Note how many lines in the entries contain the string "Wall", then give that number and nothing else.

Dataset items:
--------------------------------

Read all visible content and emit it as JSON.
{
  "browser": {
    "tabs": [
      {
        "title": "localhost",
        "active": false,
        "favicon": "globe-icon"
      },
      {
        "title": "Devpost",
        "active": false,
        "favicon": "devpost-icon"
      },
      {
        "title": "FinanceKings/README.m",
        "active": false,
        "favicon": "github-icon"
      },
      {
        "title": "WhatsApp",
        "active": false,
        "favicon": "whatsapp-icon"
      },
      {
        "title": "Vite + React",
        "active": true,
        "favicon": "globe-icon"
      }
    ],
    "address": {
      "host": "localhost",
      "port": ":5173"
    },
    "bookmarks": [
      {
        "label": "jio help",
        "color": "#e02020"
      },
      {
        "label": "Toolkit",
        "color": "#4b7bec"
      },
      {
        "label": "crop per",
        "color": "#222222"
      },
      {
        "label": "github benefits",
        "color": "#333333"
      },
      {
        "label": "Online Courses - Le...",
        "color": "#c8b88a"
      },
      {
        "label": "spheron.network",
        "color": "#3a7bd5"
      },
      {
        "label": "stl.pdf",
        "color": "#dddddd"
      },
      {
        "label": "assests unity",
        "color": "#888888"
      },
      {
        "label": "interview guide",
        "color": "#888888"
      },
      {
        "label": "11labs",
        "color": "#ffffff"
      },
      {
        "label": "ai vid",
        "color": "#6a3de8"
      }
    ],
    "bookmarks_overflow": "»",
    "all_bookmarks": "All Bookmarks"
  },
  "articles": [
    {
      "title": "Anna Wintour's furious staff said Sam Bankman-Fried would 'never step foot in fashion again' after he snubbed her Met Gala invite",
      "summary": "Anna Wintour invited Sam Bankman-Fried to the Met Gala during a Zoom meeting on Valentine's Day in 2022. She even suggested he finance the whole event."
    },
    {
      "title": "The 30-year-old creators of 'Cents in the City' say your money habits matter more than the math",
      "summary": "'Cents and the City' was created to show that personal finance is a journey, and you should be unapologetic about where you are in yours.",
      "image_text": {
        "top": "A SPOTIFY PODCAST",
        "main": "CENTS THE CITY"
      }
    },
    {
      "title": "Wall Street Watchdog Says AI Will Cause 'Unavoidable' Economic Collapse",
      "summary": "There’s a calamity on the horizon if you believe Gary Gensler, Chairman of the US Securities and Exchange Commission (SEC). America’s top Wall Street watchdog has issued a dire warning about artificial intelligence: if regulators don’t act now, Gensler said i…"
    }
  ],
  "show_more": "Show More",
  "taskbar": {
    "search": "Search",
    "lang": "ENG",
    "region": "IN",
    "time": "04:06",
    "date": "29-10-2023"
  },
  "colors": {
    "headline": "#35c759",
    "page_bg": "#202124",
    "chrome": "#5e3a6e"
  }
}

--------------------------------

TASK RESPONSE:
2